• [YOUR GOAL]
Please write out, with no changes, the part of the entries below that opens with the line containing "Decompose this screenshot" and closes with the line containing "data-point bbox=[849, 421, 874, 446]", including both of those lines and nothing else.

• [SUPPLIED MATERIAL]
*****
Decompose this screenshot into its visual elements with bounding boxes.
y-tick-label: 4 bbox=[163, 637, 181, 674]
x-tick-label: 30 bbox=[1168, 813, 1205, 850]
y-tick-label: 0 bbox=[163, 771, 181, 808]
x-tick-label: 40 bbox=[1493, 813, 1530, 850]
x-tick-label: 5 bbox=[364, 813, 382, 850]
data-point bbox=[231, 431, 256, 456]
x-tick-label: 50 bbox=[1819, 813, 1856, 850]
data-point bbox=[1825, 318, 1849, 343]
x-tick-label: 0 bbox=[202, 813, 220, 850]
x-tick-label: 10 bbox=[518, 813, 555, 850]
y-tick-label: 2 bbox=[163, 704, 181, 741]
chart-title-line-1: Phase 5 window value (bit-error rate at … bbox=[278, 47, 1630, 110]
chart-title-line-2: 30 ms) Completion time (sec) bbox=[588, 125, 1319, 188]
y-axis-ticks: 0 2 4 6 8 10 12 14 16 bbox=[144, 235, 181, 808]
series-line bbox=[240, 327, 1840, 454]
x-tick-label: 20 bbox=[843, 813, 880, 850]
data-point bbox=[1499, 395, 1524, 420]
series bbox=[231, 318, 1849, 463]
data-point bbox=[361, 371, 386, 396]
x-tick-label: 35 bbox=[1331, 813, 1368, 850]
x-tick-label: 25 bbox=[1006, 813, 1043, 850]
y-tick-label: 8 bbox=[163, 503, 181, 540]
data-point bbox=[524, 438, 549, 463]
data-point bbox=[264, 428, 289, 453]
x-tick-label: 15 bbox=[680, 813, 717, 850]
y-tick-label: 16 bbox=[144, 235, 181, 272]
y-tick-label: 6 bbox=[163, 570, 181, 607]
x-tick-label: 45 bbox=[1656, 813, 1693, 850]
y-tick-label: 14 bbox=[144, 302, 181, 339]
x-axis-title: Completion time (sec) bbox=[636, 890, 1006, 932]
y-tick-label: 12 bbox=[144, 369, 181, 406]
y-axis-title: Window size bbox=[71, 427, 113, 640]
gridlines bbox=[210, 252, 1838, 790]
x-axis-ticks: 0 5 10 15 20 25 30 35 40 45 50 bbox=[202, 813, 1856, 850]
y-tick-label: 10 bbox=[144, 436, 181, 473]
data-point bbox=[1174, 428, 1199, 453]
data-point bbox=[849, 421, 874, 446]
*****
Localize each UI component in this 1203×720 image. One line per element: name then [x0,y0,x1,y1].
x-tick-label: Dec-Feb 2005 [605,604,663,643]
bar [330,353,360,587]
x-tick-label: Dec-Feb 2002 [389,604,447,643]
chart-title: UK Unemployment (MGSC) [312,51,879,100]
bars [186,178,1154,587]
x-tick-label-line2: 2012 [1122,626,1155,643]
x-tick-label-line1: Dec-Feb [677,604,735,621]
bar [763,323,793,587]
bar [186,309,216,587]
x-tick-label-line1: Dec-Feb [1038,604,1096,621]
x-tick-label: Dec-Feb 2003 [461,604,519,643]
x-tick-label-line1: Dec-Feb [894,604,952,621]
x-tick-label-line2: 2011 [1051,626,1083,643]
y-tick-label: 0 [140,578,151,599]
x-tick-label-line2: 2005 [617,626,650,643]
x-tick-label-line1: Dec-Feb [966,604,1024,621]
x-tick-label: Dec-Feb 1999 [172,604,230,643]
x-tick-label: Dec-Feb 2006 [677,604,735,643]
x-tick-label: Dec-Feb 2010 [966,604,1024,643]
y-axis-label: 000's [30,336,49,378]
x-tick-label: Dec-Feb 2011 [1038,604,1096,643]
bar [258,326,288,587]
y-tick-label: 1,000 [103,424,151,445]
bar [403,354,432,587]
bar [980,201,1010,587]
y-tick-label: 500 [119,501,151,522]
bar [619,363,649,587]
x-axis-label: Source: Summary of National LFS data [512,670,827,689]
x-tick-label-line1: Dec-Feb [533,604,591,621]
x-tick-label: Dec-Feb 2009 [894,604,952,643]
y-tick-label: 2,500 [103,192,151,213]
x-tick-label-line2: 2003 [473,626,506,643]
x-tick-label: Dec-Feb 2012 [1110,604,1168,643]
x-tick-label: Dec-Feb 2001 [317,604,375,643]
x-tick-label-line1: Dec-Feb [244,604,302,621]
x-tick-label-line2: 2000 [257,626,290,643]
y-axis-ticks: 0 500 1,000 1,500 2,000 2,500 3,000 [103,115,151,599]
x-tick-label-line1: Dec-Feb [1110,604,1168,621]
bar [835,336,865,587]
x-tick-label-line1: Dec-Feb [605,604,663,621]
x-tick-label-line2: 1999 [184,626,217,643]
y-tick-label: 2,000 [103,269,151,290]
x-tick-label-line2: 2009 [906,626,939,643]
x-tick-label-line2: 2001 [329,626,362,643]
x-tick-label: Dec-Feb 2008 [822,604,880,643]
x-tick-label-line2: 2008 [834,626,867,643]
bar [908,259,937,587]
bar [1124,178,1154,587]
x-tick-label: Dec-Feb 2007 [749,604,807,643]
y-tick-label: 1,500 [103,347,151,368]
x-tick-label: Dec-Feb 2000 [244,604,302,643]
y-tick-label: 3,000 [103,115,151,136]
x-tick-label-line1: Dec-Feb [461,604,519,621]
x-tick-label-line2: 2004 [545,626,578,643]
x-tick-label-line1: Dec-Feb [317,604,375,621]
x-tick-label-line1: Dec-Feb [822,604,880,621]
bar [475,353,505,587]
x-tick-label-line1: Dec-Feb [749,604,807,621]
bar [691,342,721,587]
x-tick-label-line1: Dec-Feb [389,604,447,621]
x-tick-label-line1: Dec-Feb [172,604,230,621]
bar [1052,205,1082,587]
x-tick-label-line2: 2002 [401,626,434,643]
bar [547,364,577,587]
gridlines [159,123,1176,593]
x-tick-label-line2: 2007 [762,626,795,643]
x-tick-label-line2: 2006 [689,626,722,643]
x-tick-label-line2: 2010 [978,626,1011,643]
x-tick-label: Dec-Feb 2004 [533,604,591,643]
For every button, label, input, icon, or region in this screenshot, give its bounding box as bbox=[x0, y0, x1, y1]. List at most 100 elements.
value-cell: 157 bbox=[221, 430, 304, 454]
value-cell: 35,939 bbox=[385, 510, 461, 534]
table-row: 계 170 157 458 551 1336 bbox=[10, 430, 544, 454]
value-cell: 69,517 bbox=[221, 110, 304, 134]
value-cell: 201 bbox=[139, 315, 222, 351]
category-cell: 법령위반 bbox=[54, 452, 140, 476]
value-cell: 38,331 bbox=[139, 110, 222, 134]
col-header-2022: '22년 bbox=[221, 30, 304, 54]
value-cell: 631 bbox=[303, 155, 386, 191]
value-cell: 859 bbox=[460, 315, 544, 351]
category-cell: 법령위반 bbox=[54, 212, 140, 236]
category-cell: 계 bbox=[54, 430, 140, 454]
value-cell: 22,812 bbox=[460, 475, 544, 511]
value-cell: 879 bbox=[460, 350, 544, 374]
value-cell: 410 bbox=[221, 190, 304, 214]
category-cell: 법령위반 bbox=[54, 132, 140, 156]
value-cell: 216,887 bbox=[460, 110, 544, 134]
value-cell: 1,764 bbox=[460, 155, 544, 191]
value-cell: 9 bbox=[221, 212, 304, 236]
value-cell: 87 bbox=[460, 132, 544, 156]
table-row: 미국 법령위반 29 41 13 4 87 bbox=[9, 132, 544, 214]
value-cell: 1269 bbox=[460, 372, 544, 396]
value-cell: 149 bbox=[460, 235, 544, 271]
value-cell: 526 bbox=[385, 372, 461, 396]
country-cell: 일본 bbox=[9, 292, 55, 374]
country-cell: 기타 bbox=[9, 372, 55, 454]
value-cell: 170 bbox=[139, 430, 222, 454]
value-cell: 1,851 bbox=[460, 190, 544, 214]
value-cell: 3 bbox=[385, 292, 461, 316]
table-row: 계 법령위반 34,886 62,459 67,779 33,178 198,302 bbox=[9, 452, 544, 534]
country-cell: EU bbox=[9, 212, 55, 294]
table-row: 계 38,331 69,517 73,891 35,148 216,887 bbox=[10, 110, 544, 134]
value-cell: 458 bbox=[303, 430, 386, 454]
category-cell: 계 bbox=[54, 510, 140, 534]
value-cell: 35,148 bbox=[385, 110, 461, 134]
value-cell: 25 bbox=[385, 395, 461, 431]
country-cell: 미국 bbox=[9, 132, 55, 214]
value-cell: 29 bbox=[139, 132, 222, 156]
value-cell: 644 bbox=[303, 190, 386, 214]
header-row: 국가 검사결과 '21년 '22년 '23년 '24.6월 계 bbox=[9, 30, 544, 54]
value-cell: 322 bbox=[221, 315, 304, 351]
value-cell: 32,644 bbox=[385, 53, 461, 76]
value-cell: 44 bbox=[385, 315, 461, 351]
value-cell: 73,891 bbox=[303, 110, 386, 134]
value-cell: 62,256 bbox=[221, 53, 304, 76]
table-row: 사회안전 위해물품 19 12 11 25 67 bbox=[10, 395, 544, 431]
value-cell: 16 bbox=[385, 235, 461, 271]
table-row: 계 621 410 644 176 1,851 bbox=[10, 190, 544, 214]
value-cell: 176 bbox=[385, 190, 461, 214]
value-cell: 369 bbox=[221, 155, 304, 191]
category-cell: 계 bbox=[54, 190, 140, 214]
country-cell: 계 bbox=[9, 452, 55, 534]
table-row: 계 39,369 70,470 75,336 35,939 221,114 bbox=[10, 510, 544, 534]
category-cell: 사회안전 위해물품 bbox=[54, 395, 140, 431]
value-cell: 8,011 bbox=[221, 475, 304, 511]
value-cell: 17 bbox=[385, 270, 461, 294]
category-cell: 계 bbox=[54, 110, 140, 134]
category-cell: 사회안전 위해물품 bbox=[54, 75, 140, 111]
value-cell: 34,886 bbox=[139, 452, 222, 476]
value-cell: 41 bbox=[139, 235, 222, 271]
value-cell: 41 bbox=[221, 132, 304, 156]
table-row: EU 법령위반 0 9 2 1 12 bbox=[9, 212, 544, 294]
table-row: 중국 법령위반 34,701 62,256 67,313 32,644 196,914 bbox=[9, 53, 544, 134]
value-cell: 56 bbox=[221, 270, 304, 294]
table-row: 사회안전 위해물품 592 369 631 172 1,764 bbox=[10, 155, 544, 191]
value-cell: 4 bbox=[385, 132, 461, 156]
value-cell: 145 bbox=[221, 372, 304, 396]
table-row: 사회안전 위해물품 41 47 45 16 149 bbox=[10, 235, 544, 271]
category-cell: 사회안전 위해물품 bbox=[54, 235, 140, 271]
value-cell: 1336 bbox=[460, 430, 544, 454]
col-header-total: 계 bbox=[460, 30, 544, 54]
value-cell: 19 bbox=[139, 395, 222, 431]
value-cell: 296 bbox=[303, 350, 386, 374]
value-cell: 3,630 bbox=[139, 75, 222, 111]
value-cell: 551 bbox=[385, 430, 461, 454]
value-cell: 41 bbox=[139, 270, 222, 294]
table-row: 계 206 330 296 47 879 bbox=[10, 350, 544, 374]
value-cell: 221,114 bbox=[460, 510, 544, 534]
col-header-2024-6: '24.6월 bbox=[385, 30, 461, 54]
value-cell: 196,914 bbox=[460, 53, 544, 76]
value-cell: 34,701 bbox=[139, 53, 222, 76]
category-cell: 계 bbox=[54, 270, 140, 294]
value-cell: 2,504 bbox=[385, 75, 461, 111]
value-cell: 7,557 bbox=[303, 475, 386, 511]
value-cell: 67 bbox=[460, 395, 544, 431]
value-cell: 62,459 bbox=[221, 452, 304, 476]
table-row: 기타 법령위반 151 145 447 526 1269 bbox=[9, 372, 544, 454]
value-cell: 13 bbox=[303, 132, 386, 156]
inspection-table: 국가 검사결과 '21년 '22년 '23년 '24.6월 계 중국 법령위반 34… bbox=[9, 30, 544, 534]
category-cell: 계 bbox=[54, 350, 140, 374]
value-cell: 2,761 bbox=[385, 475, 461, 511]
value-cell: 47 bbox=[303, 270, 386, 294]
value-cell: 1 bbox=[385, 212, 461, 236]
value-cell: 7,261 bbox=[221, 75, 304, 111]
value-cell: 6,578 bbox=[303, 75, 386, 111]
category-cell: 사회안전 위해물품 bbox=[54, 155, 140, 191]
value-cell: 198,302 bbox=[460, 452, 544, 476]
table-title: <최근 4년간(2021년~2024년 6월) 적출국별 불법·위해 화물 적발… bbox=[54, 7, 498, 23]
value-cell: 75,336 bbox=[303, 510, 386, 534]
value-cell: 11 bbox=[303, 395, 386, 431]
*****
• [WRITTEN REPLY]
Decompose this screenshot into its visual elements with bounding boxes.
y-tick-label: 4 bbox=[163, 637, 181, 674]
x-tick-label: 30 bbox=[1168, 813, 1205, 850]
y-tick-label: 0 bbox=[163, 771, 181, 808]
x-tick-label: 40 bbox=[1493, 813, 1530, 850]
x-tick-label: 5 bbox=[364, 813, 382, 850]
data-point bbox=[231, 431, 256, 456]
x-tick-label: 50 bbox=[1819, 813, 1856, 850]
data-point bbox=[1825, 318, 1849, 343]
x-tick-label: 0 bbox=[202, 813, 220, 850]
x-tick-label: 10 bbox=[518, 813, 555, 850]
y-tick-label: 2 bbox=[163, 704, 181, 741]
chart-title-line-1: Phase 5 window value (bit-error rate at … bbox=[278, 47, 1630, 110]
chart-title-line-2: 30 ms) Completion time (sec) bbox=[588, 125, 1319, 188]
y-axis-ticks: 0 2 4 6 8 10 12 14 16 bbox=[144, 235, 181, 808]
series-line bbox=[240, 327, 1840, 454]
x-tick-label: 20 bbox=[843, 813, 880, 850]
data-point bbox=[1499, 395, 1524, 420]
series bbox=[231, 318, 1849, 463]
data-point bbox=[361, 371, 386, 396]
x-tick-label: 35 bbox=[1331, 813, 1368, 850]
x-tick-label: 25 bbox=[1006, 813, 1043, 850]
y-tick-label: 8 bbox=[163, 503, 181, 540]
data-point bbox=[524, 438, 549, 463]
data-point bbox=[264, 428, 289, 453]
x-tick-label: 15 bbox=[680, 813, 717, 850]
y-tick-label: 16 bbox=[144, 235, 181, 272]
y-tick-label: 6 bbox=[163, 570, 181, 607]
x-tick-label: 45 bbox=[1656, 813, 1693, 850]
y-tick-label: 14 bbox=[144, 302, 181, 339]
x-axis-title: Completion time (sec) bbox=[636, 890, 1006, 932]
y-tick-label: 12 bbox=[144, 369, 181, 406]
y-axis-title: Window size bbox=[71, 427, 113, 640]
gridlines bbox=[210, 252, 1838, 790]
x-axis-ticks: 0 5 10 15 20 25 30 35 40 45 50 bbox=[202, 813, 1856, 850]
y-tick-label: 10 bbox=[144, 436, 181, 473]
data-point bbox=[1174, 428, 1199, 453]
data-point bbox=[849, 421, 874, 446]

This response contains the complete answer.